(begin)

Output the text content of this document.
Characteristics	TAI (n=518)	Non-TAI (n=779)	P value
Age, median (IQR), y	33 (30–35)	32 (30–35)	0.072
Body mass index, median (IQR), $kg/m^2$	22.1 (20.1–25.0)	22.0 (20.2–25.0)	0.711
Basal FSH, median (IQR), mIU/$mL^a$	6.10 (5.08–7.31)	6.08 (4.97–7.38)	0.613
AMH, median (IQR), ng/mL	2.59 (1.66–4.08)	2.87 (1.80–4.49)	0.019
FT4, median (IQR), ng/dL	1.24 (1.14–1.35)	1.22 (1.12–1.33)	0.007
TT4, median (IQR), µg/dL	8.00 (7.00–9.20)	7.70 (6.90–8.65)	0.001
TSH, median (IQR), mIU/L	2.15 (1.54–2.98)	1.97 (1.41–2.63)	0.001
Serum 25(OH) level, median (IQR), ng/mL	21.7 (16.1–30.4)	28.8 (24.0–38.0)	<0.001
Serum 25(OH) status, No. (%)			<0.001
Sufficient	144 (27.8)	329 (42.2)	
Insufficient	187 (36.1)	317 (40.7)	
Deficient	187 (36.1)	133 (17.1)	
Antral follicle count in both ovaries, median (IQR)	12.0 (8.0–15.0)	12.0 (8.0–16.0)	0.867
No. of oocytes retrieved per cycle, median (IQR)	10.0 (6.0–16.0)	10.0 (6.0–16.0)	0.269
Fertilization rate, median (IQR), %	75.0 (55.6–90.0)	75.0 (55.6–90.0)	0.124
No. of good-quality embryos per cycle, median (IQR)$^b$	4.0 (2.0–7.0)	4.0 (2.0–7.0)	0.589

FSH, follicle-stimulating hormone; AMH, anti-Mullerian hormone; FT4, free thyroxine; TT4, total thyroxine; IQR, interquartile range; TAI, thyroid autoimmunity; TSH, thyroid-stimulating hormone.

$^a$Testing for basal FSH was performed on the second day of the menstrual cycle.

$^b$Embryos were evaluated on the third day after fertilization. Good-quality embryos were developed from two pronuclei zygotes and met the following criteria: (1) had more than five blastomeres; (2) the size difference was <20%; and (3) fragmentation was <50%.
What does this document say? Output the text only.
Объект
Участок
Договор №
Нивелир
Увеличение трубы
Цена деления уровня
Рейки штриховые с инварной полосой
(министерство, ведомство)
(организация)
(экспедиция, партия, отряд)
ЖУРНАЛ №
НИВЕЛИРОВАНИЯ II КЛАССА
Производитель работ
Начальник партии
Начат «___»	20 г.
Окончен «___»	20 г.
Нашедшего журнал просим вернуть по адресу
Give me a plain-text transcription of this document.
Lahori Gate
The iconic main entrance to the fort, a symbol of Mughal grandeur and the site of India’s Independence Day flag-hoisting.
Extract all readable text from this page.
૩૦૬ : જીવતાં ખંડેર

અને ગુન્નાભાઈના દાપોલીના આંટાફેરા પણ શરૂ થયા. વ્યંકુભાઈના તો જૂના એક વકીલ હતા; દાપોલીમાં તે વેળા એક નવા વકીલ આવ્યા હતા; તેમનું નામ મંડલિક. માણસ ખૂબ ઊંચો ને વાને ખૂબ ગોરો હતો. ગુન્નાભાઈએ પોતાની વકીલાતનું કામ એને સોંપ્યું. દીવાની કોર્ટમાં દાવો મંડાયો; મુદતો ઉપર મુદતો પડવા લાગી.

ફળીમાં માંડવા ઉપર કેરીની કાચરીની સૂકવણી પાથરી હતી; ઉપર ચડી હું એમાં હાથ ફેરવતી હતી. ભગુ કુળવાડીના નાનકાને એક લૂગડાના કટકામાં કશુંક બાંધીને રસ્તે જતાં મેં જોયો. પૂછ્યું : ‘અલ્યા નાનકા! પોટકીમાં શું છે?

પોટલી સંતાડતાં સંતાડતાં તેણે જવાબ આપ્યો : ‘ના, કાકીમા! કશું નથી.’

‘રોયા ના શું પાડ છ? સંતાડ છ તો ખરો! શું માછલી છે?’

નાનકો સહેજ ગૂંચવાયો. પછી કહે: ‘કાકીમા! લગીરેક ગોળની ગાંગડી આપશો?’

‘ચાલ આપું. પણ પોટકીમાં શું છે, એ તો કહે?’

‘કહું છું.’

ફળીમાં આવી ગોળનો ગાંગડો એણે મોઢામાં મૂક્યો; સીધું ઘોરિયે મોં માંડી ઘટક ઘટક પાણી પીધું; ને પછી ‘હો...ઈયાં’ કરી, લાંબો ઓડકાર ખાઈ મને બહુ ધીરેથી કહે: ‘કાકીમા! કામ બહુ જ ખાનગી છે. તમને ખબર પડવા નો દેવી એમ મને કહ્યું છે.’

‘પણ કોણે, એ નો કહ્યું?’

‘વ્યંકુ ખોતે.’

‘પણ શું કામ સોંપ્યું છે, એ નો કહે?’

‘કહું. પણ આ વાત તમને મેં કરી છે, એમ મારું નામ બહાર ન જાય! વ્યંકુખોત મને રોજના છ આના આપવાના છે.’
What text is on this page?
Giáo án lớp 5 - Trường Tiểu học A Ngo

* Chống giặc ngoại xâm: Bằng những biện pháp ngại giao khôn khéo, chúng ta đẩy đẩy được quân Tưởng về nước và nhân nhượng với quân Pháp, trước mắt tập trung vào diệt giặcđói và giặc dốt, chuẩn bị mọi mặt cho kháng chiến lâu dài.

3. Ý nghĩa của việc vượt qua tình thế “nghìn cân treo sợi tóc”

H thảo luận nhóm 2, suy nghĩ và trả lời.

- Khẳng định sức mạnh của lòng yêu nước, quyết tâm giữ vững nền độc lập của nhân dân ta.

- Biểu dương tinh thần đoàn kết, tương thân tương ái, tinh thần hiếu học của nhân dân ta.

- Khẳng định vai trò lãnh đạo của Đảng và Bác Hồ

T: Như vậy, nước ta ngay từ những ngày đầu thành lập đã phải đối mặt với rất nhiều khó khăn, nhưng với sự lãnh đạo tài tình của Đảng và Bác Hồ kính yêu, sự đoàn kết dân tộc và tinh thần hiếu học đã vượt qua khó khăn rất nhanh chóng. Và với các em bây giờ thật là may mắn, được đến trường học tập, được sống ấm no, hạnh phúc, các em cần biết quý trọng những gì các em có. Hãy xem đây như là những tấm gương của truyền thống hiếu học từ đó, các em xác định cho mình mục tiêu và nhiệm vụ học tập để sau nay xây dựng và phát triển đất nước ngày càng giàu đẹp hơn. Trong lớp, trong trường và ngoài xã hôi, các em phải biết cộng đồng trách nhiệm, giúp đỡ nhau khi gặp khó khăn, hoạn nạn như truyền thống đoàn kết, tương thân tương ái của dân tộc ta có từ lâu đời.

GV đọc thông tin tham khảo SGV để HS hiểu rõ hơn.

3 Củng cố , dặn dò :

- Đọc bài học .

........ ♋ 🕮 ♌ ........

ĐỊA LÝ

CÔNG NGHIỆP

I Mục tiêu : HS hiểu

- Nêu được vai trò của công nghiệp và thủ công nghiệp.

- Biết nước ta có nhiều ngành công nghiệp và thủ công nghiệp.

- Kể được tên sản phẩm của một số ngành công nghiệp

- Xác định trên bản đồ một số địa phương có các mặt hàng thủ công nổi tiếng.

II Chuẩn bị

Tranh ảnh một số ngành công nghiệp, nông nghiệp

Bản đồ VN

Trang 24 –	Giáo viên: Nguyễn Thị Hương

(end)

◆ Stated goal ◆
Set out the complete listing exactly as shown.

◆ Complete output ◆
Output the text content of this document.
Characteristics	TAI (n=518)	Non-TAI (n=779)	P value
Age, median (IQR), y	33 (30–35)	32 (30–35)	0.072
Body mass index, median (IQR), $kg/m^2$	22.1 (20.1–25.0)	22.0 (20.2–25.0)	0.711
Basal FSH, median (IQR), mIU/$mL^a$	6.10 (5.08–7.31)	6.08 (4.97–7.38)	0.613
AMH, median (IQR), ng/mL	2.59 (1.66–4.08)	2.87 (1.80–4.49)	0.019
FT4, median (IQR), ng/dL	1.24 (1.14–1.35)	1.22 (1.12–1.33)	0.007
TT4, median (IQR), µg/dL	8.00 (7.00–9.20)	7.70 (6.90–8.65)	0.001
TSH, median (IQR), mIU/L	2.15 (1.54–2.98)	1.97 (1.41–2.63)	0.001
Serum 25(OH) level, median (IQR), ng/mL	21.7 (16.1–30.4)	28.8 (24.0–38.0)	<0.001
Serum 25(OH) status, No. (%)			<0.001
Sufficient	144 (27.8)	329 (42.2)	
Insufficient	187 (36.1)	317 (40.7)	
Deficient	187 (36.1)	133 (17.1)	
Antral follicle count in both ovaries, median (IQR)	12.0 (8.0–15.0)	12.0 (8.0–16.0)	0.867
No. of oocytes retrieved per cycle, median (IQR)	10.0 (6.0–16.0)	10.0 (6.0–16.0)	0.269
Fertilization rate, median (IQR), %	75.0 (55.6–90.0)	75.0 (55.6–90.0)	0.124
No. of good-quality embryos per cycle, median (IQR)$^b$	4.0 (2.0–7.0)	4.0 (2.0–7.0)	0.589

FSH, follicle-stimulating hormone; AMH, anti-Mullerian hormone; FT4, free thyroxine; TT4, total thyroxine; IQR, interquartile range; TAI, thyroid autoimmunity; TSH, thyroid-stimulating hormone.

$^a$Testing for basal FSH was performed on the second day of the menstrual cycle.

$^b$Embryos were evaluated on the third day after fertilization. Good-quality embryos were developed from two pronuclei zygotes and met the following criteria: (1) had more than five blastomeres; (2) the size difference was <20%; and (3) fragmentation was <50%.
What does this document say? Output the text only.
Объект
Участок
Договор №
Нивелир
Увеличение трубы
Цена деления уровня
Рейки штриховые с инварной полосой
(министерство, ведомство)
(организация)
(экспедиция, партия, отряд)
ЖУРНАЛ №
НИВЕЛИРОВАНИЯ II КЛАССА
Производитель работ
Начальник партии
Начат «___»	20 г.
Окончен «___»	20 г.
Нашедшего журнал просим вернуть по адресу
Give me a plain-text transcription of this document.
Lahori Gate
The iconic main entrance to the fort, a symbol of Mughal grandeur and the site of India’s Independence Day flag-hoisting.
Extract all readable text from this page.
૩૦૬ : જીવતાં ખંડેર

અને ગુન્નાભાઈના દાપોલીના આંટાફેરા પણ શરૂ થયા. વ્યંકુભાઈના તો જૂના એક વકીલ હતા; દાપોલીમાં તે વેળા એક નવા વકીલ આવ્યા હતા; તેમનું નામ મંડલિક. માણસ ખૂબ ઊંચો ને વાને ખૂબ ગોરો હતો. ગુન્નાભાઈએ પોતાની વકીલાતનું કામ એને સોંપ્યું. દીવાની કોર્ટમાં દાવો મંડાયો; મુદતો ઉપર મુદતો પડવા લાગી.

ફળીમાં માંડવા ઉપર કેરીની કાચરીની સૂકવણી પાથરી હતી; ઉપર ચડી હું એમાં હાથ ફેરવતી હતી. ભગુ કુળવાડીના નાનકાને એક લૂગડાના કટકામાં કશુંક બાંધીને રસ્તે જતાં મેં જોયો. પૂછ્યું : ‘અલ્યા નાનકા! પોટકીમાં શું છે?

પોટલી સંતાડતાં સંતાડતાં તેણે જવાબ આપ્યો : ‘ના, કાકીમા! કશું નથી.’

‘રોયા ના શું પાડ છ? સંતાડ છ તો ખરો! શું માછલી છે?’

નાનકો સહેજ ગૂંચવાયો. પછી કહે: ‘કાકીમા! લગીરેક ગોળની ગાંગડી આપશો?’

‘ચાલ આપું. પણ પોટકીમાં શું છે, એ તો કહે?’

‘કહું છું.’

ફળીમાં આવી ગોળનો ગાંગડો એણે મોઢામાં મૂક્યો; સીધું ઘોરિયે મોં માંડી ઘટક ઘટક પાણી પીધું; ને પછી ‘હો...ઈયાં’ કરી, લાંબો ઓડકાર ખાઈ મને બહુ ધીરેથી કહે: ‘કાકીમા! કામ બહુ જ ખાનગી છે. તમને ખબર પડવા નો દેવી એમ મને કહ્યું છે.’

‘પણ કોણે, એ નો કહ્યું?’

‘વ્યંકુ ખોતે.’

‘પણ શું કામ સોંપ્યું છે, એ નો કહે?’

‘કહું. પણ આ વાત તમને મેં કરી છે, એમ મારું નામ બહાર ન જાય! વ્યંકુખોત મને રોજના છ આના આપવાના છે.’
What text is on this page?
Giáo án lớp 5 - Trường Tiểu học A Ngo

* Chống giặc ngoại xâm: Bằng những biện pháp ngại giao khôn khéo, chúng ta đẩy đẩy được quân Tưởng về nước và nhân nhượng với quân Pháp, trước mắt tập trung vào diệt giặcđói và giặc dốt, chuẩn bị mọi mặt cho kháng chiến lâu dài.

3. Ý nghĩa của việc vượt qua tình thế “nghìn cân treo sợi tóc”

H thảo luận nhóm 2, suy nghĩ và trả lời.

- Khẳng định sức mạnh của lòng yêu nước, quyết tâm giữ vững nền độc lập của nhân dân ta.

- Biểu dương tinh thần đoàn kết, tương thân tương ái, tinh thần hiếu học của nhân dân ta.

- Khẳng định vai trò lãnh đạo của Đảng và Bác Hồ

T: Như vậy, nước ta ngay từ những ngày đầu thành lập đã phải đối mặt với rất nhiều khó khăn, nhưng với sự lãnh đạo tài tình của Đảng và Bác Hồ kính yêu, sự đoàn kết dân tộc và tinh thần hiếu học đã vượt qua khó khăn rất nhanh chóng. Và với các em bây giờ thật là may mắn, được đến trường học tập, được sống ấm no, hạnh phúc, các em cần biết quý trọng những gì các em có. Hãy xem đây như là những tấm gương của truyền thống hiếu học từ đó, các em xác định cho mình mục tiêu và nhiệm vụ học tập để sau nay xây dựng và phát triển đất nước ngày càng giàu đẹp hơn. Trong lớp, trong trường và ngoài xã hôi, các em phải biết cộng đồng trách nhiệm, giúp đỡ nhau khi gặp khó khăn, hoạn nạn như truyền thống đoàn kết, tương thân tương ái của dân tộc ta có từ lâu đời.

GV đọc thông tin tham khảo SGV để HS hiểu rõ hơn.

3 Củng cố , dặn dò :

- Đọc bài học .

........ ♋ 🕮 ♌ ........

ĐỊA LÝ

CÔNG NGHIỆP

I Mục tiêu : HS hiểu

- Nêu được vai trò của công nghiệp và thủ công nghiệp.

- Biết nước ta có nhiều ngành công nghiệp và thủ công nghiệp.

- Kể được tên sản phẩm của một số ngành công nghiệp

- Xác định trên bản đồ một số địa phương có các mặt hàng thủ công nổi tiếng.

II Chuẩn bị

Tranh ảnh một số ngành công nghiệp, nông nghiệp

Bản đồ VN

Trang 24 –	Giáo viên: Nguyễn Thị Hương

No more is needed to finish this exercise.